Source records:
━━━━━━━━━━━━━━━━━━━━━━━━━━━━━━

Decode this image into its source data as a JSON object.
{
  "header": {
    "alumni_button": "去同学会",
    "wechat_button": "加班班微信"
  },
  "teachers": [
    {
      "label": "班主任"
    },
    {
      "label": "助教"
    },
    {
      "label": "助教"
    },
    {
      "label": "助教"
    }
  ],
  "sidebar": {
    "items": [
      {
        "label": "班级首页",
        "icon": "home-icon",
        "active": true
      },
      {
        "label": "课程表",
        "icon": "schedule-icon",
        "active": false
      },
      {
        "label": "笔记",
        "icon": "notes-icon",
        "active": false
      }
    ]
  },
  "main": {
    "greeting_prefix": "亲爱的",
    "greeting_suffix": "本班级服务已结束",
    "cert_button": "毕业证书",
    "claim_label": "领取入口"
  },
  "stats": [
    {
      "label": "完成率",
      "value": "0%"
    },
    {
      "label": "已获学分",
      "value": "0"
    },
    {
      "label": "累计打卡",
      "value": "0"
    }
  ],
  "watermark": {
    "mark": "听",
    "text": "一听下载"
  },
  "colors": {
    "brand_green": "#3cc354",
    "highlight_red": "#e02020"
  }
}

━━━━━━━━━━━━━━━━━━━━━━━━━━━━━━

SHORT EXERCISE: Retype each record exactly, leaving nothing out.

ANSWER:
Decode this image into its source data as a JSON object.
{
  "header": {
    "alumni_button": "去同学会",
    "wechat_button": "加班班微信"
  },
  "teachers": [
    {
      "label": "班主任"
    },
    {
      "label": "助教"
    },
    {
      "label": "助教"
    },
    {
      "label": "助教"
    }
  ],
  "sidebar": {
    "items": [
      {
        "label": "班级首页",
        "icon": "home-icon",
        "active": true
      },
      {
        "label": "课程表",
        "icon": "schedule-icon",
        "active": false
      },
      {
        "label": "笔记",
        "icon": "notes-icon",
        "active": false
      }
    ]
  },
  "main": {
    "greeting_prefix": "亲爱的",
    "greeting_suffix": "本班级服务已结束",
    "cert_button": "毕业证书",
    "claim_label": "领取入口"
  },
  "stats": [
    {
      "label": "完成率",
      "value": "0%"
    },
    {
      "label": "已获学分",
      "value": "0"
    },
    {
      "label": "累计打卡",
      "value": "0"
    }
  ],
  "watermark": {
    "mark": "听",
    "text": "一听下载"
  },
  "colors": {
    "brand_green": "#3cc354",
    "highlight_red": "#e02020"
  }
}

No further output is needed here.